# [What to produce]
From the entries below, gather every line containing the string "Legrand".

### Provided information

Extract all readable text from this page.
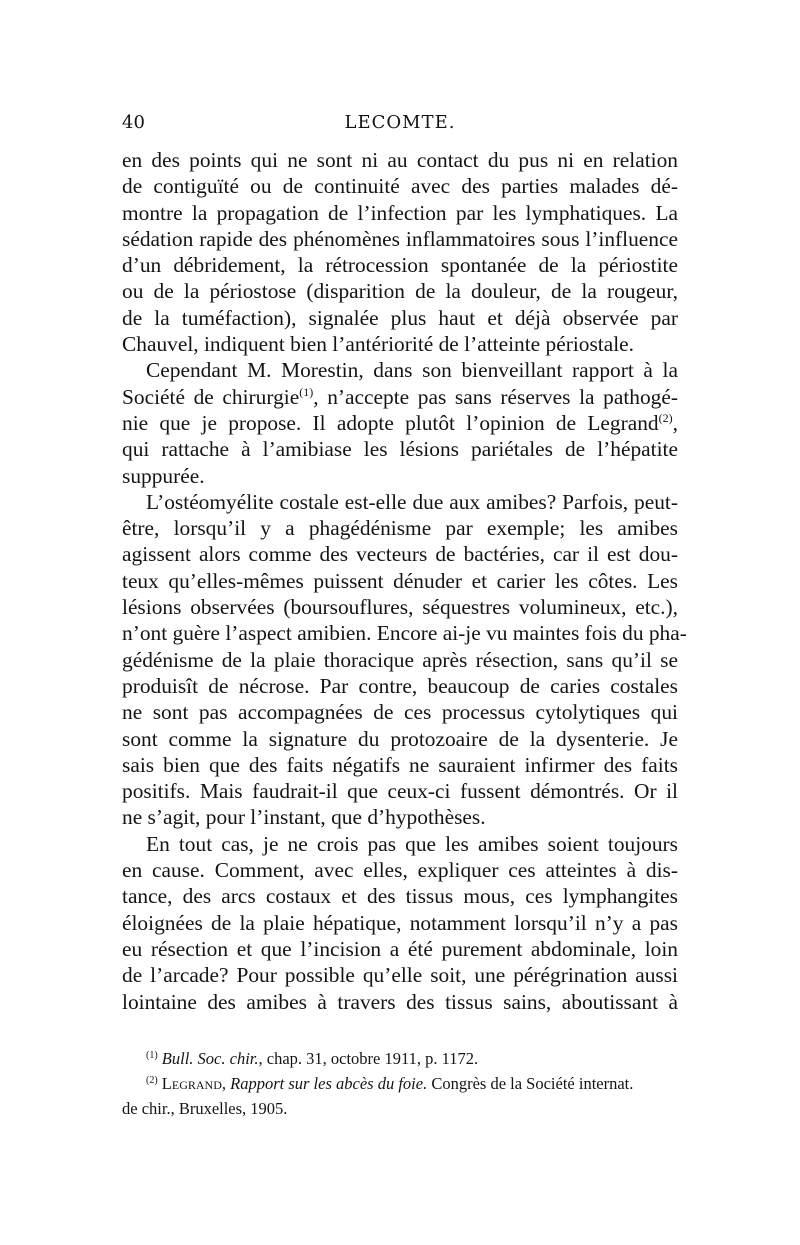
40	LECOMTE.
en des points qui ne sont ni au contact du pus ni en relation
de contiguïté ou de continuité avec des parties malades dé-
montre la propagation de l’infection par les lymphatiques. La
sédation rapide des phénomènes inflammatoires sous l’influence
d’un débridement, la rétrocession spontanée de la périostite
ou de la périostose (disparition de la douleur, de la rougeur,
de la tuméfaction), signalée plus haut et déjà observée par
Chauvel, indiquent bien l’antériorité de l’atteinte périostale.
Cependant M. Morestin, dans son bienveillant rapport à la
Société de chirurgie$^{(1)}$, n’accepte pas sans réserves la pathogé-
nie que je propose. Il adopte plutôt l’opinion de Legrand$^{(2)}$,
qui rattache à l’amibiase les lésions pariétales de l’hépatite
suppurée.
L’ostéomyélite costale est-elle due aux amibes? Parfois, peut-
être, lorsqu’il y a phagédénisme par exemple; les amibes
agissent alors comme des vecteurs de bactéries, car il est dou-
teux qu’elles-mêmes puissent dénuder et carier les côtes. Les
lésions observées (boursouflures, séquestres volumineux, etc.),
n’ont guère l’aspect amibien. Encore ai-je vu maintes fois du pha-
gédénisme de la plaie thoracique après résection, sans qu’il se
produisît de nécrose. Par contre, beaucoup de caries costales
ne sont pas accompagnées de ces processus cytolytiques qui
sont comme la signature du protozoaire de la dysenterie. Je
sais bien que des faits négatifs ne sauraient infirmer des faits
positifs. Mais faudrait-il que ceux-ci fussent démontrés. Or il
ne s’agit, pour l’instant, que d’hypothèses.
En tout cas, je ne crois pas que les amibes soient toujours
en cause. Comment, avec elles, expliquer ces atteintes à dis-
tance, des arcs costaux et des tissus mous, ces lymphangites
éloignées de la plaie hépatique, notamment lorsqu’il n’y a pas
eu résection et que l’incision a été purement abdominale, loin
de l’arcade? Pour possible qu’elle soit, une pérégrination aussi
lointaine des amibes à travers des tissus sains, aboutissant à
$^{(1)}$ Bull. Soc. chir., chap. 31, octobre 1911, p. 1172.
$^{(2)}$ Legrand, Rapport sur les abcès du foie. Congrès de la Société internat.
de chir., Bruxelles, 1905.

######

# [Complete response]
nie que je propose. Il adopte plutôt l’opinion de Legrand$^{(2)}$,
$^{(2)}$ Legrand, Rapport sur les abcès du foie. Congrès de la Société internat.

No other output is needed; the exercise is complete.